The City's Future Conditions Analysis (FCA) makes up a part of the narrative portion of the TE and forecasts future travel demands, land use growth, and traffic operations within the City. The FCA was "developed to be consistent with the MPO travel demand process and incorporates the [MPO's] analysis, findings and recommendations as appropriate for the City." Jt. Ex. 1, TE, p. 60. Petitioner contends that PPI failed to coordinate with the MPO data and analysis (specifically the LOS standards and traffic volumes), incorporated by reference into the TE, when it prepared its pre-amendment conditions. Thus, she argues that the amendments are inconsistent with the data and analysis supporting the TE (and by implication the CIE), and it results in far more traffic in the existing condition than the MPO model assumes. See § 163.3177(2), Fla. Stat.
The Planning Council traffic impact study is a part of the data and analysis supporting the City amendments. In performing their pre-amendment analyses, both the Planning Council and MPO reviewed the same MPO "analysis, findings, and recommendations" that are incorporated by reference into the City's Plan. Notably, the Planning Council's analysis concluded that the additional traffic generated by the difference between the assumed pre- and post-amendment conditions would not cause significant impacts on the regional transportation network.
Testimony presented by the City and PPI established that all relevant portions of the City Plan were reviewed for consistency, and unless a provision was found to have some significance, no reference to that provision was made in the traffic impact analysis, application, or staff report. Even if PPI's traffic impact study does not overtly state that PPI coordinated with the MPO data and analysis before making its pre-amendment assumptions, the Planning Council data and analysis are sufficient to show that the required review and coordination were made. The City reacted appropriately to the data.
Petitioner's expert also leveled criticisms regarding the following aspects of PPI's traffic impact study: the level of internal trip capture; by-pass capture; and pedestrian access
internal to the site, i.e., walking to a site. Petitioner did not prove that the assumptions supporting those aspects of the study were unreasonable.
Petitioner has failed to establish beyond fair debate that the plan amendments are not supported by relevant and appropriate data and analysis regarding transportation impacts, or that they are inconsistent with other data and analysis supporting the Plan.
Affordable Housing
Petitioner contends that affordable housing was not addressed by PPI or the City, and PPI failed to provide any data and analysis with regard to various affordable housing requirements in the City's Plan. Given these omissions, she contends that the City did not react appropriately by approving the amendments.
The application contains a section relating to affordable housing. While PPI referred to HE policies 05.03.02, 05.08.02, and 05.08.05 and County Land Use Plan policy 1.07.07, no explanation was given as to how the amendments conform to these provisions.
Policy 1.07.07 provides a number of ways to meet the affordable housing policies, methods, or programs to achieve and/or maintain a sufficient supply of affordable housing. One
option is that when a plan amendment adds more than 100 residential dwelling units, an applicant must agree to either provide 15 percent of the proposed residential units in the project for affordable housing or make a contribution of $750.00 per residential unit, to be paid to the local government when building permits are issued. To comply with this requirement, an applicant must provide the County a declaration of restrictive covenants.

DATASET CONTENT:
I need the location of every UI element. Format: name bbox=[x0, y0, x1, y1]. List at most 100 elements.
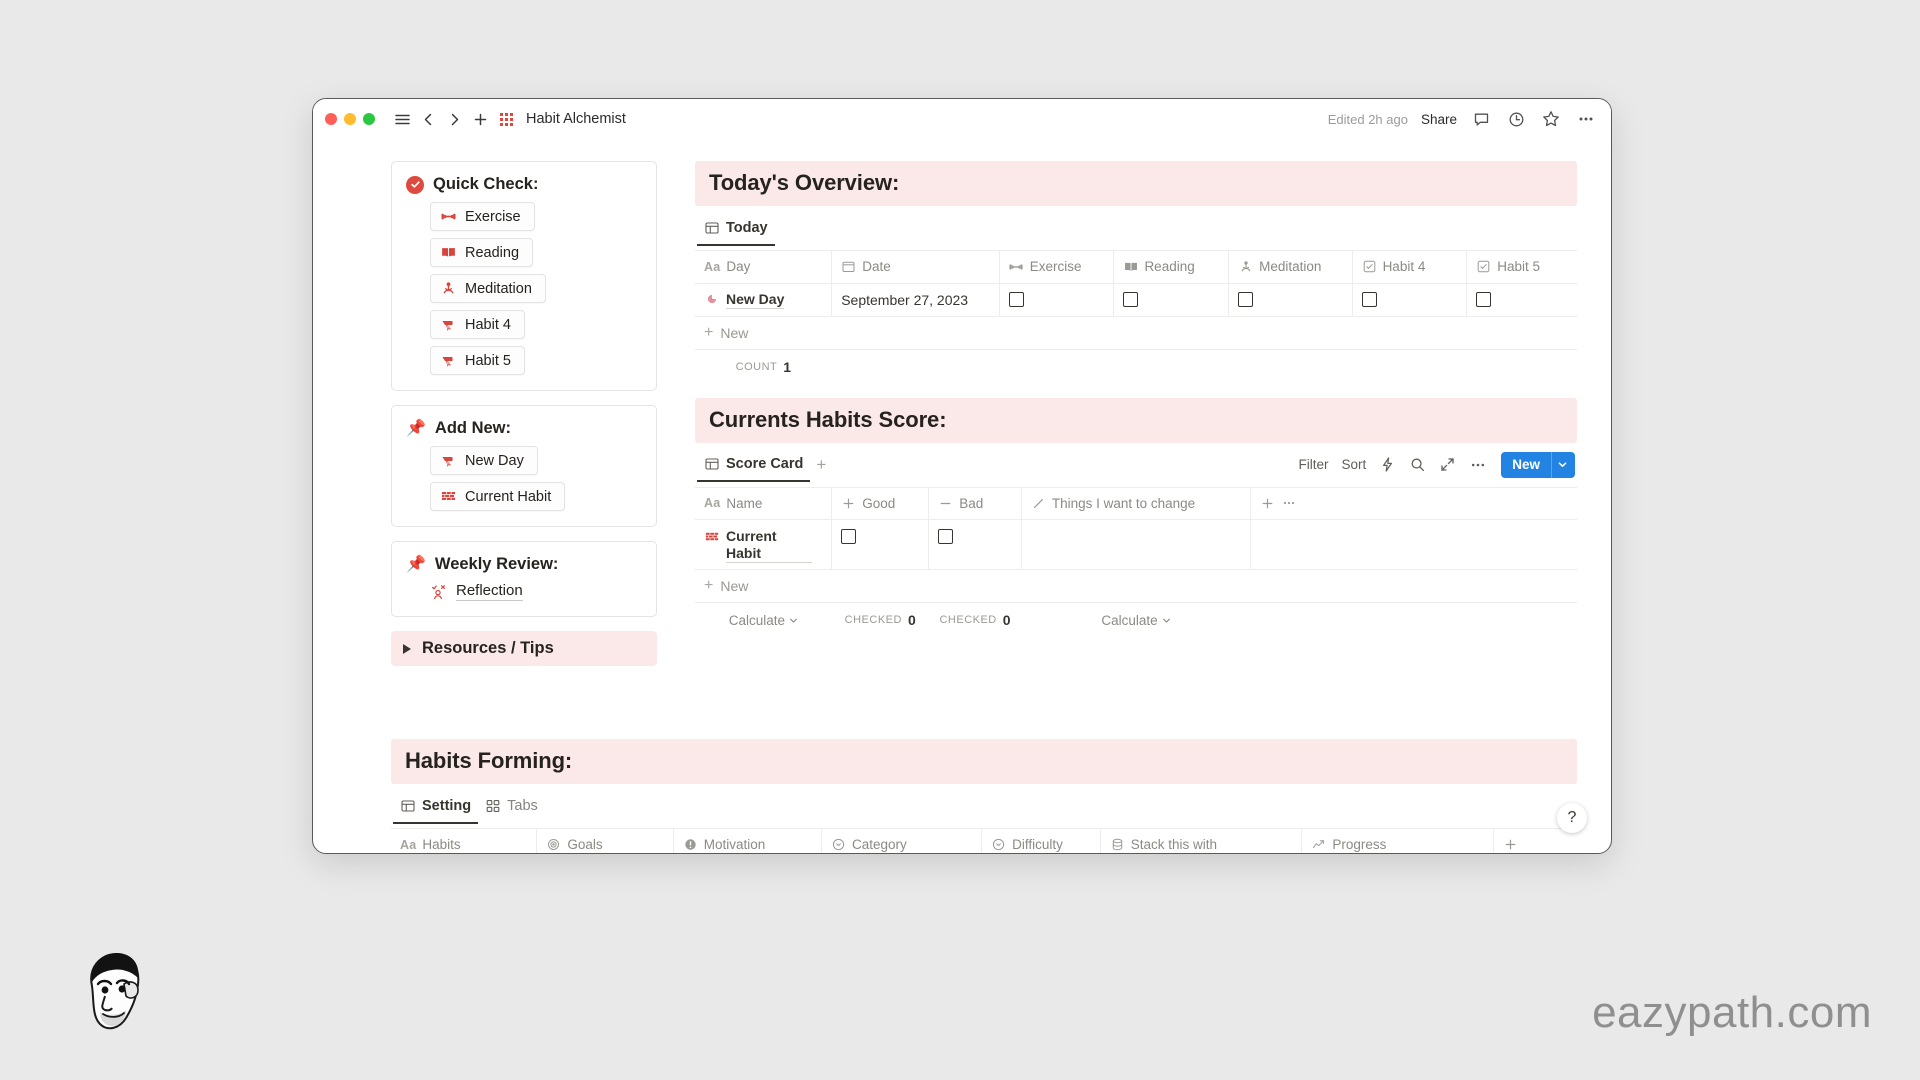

EXERCISE TASKS:
1. According to the plan amendment excerpt, what per-unit contribution may an applicant make under Policy 1.07.07 instead of providing 15 percent of the proposed residential units for affordable housing?
2. Reproduce the plan amendment excerpt from "The City's Future" to "163.3177(2), Fla. Stat.", substituting "projects" for "forecasts".

OUTPUTS IN ORDER:
1. $750.00 per residential unit, paid to the local government when building permits are issued.

2.
The City's Future Conditions Analysis (FCA) makes up a part of the narrative portion of the TE and projects future travel demands, land use growth, and traffic operations within the City. The FCA was "developed to be consistent with the MPO travel demand process and incorporates the [MPO's] analysis, findings and recommendations as appropriate for the City." Jt. Ex. 1, TE, p. 60. Petitioner contends that PPI failed to coordinate with the MPO data and analysis (specifically the LOS standards and traffic volumes), incorporated by reference into the TE, when it prepared its pre-amendment conditions. Thus, she argues that the amendments are inconsistent with the data and analysis supporting the TE (and by implication the CIE), and it results in far more traffic in the existing condition than the MPO model assumes. See § 163.3177(2), Fla. Stat.